### STORED ROWS
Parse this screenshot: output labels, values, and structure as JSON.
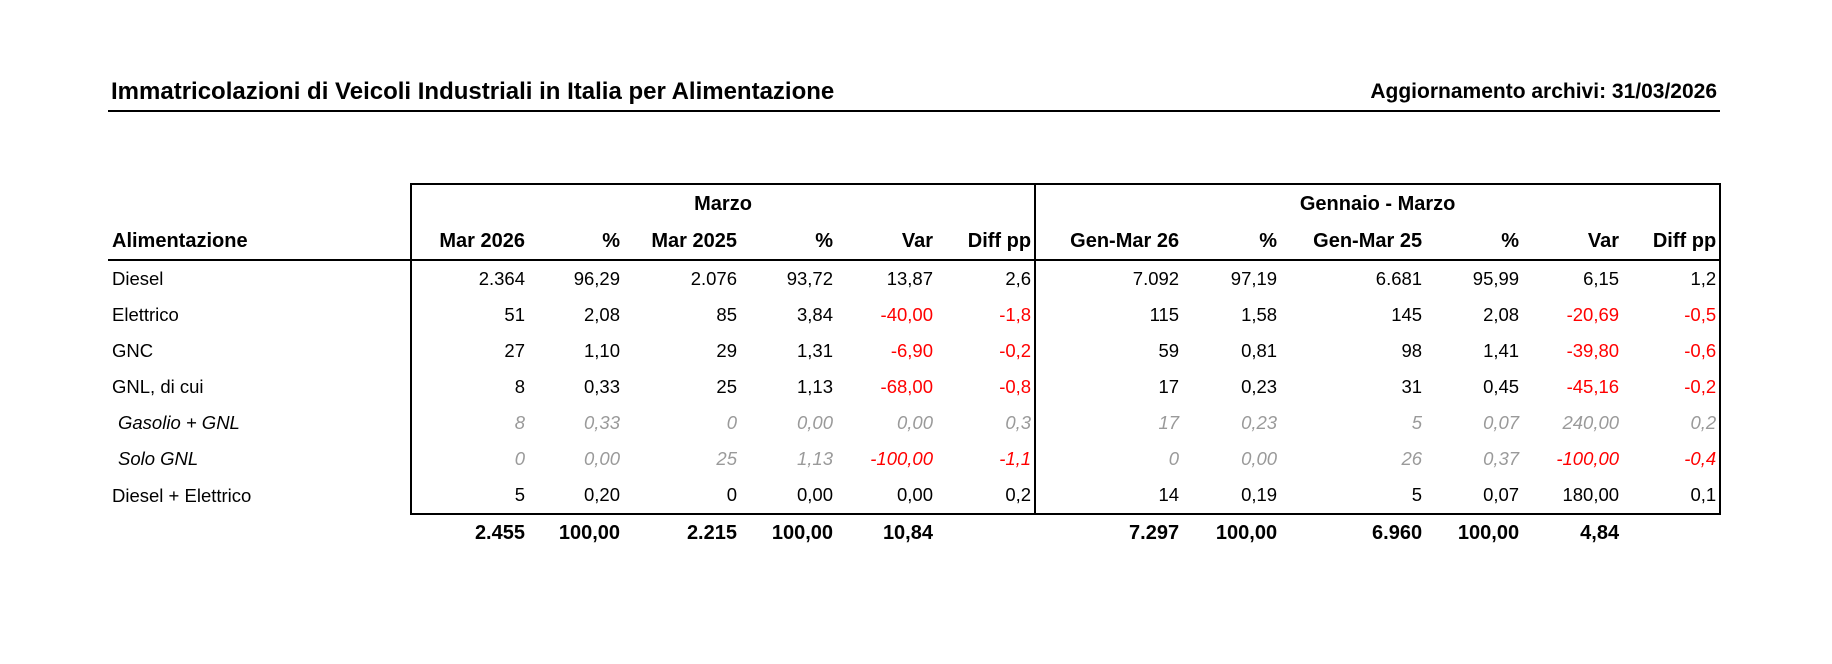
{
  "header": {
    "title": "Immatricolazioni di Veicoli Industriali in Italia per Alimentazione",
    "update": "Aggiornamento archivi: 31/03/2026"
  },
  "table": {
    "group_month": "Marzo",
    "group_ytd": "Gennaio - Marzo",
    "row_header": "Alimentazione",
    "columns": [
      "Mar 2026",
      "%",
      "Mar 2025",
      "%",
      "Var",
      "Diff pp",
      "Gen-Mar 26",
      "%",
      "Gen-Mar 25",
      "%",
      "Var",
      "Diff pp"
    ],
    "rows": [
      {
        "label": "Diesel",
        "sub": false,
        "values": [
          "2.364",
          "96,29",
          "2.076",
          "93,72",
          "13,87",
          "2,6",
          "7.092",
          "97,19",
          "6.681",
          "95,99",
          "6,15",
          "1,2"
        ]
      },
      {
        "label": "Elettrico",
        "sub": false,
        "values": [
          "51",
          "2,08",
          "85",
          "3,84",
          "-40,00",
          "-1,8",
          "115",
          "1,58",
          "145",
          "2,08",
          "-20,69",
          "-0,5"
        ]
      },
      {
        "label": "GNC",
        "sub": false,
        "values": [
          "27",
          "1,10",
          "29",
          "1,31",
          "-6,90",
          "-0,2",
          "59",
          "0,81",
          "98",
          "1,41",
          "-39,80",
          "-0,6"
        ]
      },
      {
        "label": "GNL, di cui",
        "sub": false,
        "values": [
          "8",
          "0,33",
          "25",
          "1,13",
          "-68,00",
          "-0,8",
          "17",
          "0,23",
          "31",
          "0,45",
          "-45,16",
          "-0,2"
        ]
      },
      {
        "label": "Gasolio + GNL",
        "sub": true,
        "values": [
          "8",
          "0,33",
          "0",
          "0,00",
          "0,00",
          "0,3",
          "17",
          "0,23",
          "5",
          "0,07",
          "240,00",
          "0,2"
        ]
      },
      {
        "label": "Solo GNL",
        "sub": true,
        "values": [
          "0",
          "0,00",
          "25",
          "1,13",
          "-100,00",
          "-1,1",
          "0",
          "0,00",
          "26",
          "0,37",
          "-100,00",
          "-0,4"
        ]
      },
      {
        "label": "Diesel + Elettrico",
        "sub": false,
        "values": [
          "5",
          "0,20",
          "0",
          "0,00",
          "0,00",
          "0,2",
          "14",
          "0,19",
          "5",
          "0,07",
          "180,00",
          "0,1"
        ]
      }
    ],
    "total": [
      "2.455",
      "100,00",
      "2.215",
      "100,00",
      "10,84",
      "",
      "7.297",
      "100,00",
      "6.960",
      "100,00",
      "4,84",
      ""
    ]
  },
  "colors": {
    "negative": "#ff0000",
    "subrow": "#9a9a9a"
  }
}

---

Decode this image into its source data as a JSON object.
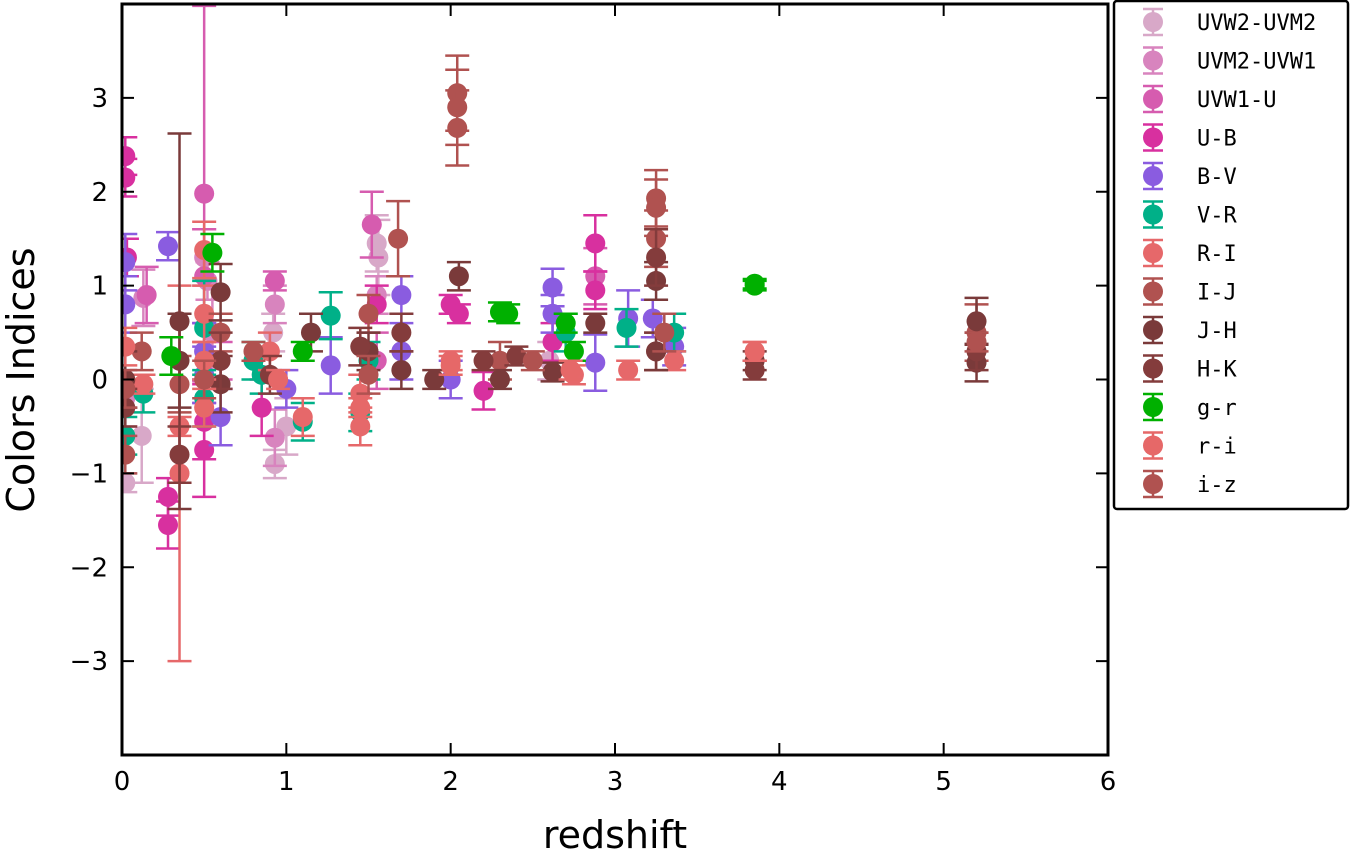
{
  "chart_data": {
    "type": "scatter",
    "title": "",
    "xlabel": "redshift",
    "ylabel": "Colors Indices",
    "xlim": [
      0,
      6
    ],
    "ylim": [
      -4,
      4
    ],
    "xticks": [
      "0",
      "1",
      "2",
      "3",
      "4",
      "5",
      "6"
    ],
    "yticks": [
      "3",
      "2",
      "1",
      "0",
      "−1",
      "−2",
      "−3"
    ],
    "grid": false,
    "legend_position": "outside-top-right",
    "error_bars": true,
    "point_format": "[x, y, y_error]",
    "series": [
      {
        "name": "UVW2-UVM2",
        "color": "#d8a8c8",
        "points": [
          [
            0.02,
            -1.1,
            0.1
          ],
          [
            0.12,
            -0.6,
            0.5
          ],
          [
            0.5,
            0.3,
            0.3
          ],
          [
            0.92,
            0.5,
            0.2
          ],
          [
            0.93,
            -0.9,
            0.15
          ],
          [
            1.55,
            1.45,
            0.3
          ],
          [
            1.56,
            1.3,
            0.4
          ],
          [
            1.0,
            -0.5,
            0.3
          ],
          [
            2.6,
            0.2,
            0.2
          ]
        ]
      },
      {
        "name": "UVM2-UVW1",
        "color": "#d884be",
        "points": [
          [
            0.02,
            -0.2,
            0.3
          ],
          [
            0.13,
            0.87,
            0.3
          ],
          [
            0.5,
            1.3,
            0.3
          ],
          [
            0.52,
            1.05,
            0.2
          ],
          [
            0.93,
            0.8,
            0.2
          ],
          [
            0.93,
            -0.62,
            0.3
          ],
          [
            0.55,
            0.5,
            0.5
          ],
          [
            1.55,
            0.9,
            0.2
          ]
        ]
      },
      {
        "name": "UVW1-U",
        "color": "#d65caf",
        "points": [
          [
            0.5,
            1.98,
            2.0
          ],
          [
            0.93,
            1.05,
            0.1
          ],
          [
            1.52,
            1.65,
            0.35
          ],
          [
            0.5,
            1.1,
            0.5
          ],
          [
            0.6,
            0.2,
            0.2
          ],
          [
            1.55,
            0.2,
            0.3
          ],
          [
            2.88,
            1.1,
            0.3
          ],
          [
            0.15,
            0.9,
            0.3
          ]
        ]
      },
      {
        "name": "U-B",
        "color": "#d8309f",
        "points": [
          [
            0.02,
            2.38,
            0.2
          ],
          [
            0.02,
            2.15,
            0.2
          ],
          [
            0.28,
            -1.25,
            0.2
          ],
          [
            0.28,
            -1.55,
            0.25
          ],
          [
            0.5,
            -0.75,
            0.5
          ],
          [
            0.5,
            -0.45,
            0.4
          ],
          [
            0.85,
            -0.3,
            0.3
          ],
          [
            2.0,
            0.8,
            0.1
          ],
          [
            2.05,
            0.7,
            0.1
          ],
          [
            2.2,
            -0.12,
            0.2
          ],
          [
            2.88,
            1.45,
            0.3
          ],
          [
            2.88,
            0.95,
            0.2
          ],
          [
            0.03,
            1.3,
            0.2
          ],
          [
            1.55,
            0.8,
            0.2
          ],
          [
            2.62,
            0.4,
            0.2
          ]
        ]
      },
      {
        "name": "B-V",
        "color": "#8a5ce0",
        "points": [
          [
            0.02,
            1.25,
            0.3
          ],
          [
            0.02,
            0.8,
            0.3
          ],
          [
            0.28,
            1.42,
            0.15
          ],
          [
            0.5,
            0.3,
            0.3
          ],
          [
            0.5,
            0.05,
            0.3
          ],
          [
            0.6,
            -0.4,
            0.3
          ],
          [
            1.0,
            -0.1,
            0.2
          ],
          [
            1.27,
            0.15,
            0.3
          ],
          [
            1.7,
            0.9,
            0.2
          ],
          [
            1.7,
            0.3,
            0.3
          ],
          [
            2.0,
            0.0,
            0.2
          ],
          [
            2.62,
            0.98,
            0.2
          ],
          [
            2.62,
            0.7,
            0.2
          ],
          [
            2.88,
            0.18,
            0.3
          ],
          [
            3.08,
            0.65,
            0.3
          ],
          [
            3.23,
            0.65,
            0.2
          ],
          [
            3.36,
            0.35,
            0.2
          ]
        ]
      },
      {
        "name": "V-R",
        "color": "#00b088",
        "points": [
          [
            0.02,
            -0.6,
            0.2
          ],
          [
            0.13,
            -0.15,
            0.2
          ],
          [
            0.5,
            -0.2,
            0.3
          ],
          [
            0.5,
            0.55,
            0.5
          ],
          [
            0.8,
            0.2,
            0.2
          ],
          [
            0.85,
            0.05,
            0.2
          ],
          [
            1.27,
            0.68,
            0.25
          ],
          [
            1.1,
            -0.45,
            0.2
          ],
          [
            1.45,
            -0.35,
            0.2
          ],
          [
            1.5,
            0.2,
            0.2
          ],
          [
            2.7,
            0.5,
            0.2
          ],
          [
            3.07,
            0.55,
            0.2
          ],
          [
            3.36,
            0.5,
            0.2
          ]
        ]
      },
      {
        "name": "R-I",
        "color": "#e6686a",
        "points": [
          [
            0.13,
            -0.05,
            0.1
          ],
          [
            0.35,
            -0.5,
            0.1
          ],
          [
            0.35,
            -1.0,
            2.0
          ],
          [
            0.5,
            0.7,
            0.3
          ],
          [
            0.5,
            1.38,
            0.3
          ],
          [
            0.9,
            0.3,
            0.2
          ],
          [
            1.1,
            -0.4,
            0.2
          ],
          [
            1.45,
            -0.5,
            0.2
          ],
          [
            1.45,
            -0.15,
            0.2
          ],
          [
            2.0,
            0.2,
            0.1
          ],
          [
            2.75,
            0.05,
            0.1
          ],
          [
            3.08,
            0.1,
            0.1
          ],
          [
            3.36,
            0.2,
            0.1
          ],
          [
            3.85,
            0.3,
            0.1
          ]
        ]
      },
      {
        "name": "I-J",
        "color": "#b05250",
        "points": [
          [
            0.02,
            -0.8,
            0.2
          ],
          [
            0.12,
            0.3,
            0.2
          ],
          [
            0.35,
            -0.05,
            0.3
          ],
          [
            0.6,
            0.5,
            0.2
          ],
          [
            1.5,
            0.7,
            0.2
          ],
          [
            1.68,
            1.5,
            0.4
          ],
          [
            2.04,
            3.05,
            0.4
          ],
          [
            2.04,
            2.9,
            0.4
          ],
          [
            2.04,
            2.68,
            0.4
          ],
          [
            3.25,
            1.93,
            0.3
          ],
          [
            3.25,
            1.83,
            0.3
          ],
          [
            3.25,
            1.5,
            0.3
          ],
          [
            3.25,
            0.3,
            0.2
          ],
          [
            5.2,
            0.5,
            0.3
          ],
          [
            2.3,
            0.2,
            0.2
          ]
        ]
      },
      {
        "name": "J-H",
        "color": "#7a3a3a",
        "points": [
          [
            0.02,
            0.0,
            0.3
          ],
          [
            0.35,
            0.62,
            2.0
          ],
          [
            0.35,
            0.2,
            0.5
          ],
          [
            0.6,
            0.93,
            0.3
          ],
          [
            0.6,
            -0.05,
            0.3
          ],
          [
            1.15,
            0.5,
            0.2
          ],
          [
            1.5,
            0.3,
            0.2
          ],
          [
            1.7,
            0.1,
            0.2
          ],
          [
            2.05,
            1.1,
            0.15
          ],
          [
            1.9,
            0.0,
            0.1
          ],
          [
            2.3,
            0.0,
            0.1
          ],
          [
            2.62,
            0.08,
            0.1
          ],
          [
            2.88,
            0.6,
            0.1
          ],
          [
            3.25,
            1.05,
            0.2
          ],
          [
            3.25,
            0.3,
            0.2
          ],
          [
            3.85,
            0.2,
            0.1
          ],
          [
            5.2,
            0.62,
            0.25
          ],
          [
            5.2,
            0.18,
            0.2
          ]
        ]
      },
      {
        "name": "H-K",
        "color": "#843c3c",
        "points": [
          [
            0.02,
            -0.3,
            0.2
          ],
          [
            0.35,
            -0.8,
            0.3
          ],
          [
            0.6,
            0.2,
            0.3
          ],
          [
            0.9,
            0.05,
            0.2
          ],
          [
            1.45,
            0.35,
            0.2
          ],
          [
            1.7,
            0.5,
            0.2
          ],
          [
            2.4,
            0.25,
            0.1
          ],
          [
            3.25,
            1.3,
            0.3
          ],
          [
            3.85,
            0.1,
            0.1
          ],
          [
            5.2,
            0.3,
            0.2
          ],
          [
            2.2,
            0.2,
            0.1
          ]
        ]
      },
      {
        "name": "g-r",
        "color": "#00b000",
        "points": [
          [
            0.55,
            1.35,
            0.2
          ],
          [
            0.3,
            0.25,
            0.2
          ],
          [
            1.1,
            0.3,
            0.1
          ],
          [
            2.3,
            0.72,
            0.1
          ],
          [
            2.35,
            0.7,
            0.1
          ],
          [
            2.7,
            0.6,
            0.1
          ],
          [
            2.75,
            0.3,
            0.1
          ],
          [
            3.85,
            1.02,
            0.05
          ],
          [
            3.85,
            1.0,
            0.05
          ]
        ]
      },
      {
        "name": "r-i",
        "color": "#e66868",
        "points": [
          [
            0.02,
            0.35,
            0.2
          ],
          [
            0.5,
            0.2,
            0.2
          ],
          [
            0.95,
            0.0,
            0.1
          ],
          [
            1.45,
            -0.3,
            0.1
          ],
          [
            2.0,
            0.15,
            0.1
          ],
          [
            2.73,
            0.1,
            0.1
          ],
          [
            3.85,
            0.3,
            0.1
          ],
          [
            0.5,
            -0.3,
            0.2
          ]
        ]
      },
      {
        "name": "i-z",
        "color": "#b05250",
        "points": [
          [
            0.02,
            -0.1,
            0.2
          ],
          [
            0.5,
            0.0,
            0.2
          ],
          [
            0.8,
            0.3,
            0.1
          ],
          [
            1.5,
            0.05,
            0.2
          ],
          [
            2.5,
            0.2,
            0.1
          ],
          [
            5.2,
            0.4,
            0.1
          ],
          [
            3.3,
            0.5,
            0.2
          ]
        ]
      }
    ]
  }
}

### WRITTEN INSTRUCTION
Take every line that includes the string "title" and copy it.

### ANSWER TO THE EXERCISE
    "title": "Immatricolazioni di Veicoli Industriali in Italia per Alimentazione",
    "title": "",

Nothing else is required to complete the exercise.